What the task asks -
Write the number of lines holding the word "label", and nothing else.
::::::::
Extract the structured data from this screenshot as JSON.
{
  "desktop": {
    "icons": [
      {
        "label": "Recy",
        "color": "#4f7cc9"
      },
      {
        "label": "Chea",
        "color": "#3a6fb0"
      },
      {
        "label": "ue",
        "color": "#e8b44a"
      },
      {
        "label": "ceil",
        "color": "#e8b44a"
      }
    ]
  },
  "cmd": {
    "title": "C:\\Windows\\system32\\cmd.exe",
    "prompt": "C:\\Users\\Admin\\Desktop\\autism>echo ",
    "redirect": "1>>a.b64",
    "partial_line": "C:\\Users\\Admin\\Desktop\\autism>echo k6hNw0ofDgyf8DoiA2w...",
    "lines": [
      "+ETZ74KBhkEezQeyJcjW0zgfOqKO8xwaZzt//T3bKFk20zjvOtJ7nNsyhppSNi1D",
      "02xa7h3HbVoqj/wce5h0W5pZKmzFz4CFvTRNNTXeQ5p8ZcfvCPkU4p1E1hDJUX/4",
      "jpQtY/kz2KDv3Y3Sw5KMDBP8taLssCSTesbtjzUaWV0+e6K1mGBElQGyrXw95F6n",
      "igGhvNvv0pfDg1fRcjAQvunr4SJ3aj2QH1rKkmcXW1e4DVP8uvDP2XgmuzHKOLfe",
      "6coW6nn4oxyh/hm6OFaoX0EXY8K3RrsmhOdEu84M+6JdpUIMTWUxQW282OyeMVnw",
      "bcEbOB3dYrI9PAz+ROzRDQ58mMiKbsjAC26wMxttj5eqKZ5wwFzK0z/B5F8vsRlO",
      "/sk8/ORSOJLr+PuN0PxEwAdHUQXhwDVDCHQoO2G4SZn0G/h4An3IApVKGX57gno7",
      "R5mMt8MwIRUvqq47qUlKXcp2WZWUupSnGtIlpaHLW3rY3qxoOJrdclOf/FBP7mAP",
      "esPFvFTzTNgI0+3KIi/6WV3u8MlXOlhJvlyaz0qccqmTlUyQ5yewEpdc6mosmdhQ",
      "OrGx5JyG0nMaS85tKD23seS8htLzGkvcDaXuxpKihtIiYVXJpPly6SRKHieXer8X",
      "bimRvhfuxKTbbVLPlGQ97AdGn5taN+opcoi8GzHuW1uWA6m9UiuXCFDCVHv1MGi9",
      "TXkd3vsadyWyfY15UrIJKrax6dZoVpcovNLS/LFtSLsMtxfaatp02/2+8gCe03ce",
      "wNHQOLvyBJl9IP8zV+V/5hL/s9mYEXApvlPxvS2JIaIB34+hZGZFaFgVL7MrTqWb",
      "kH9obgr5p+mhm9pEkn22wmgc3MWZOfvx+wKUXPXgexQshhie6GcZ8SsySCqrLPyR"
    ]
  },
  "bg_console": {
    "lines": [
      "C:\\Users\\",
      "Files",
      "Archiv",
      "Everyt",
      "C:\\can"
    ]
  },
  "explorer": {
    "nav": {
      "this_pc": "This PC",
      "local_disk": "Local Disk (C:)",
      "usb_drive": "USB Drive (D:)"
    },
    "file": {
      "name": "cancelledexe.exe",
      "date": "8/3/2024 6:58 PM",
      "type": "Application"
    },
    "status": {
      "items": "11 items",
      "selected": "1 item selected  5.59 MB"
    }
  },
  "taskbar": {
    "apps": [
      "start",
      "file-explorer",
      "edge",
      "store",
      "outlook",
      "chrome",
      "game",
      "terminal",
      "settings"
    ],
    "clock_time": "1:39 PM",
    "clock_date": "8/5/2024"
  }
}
::::::::
Exercise output -
4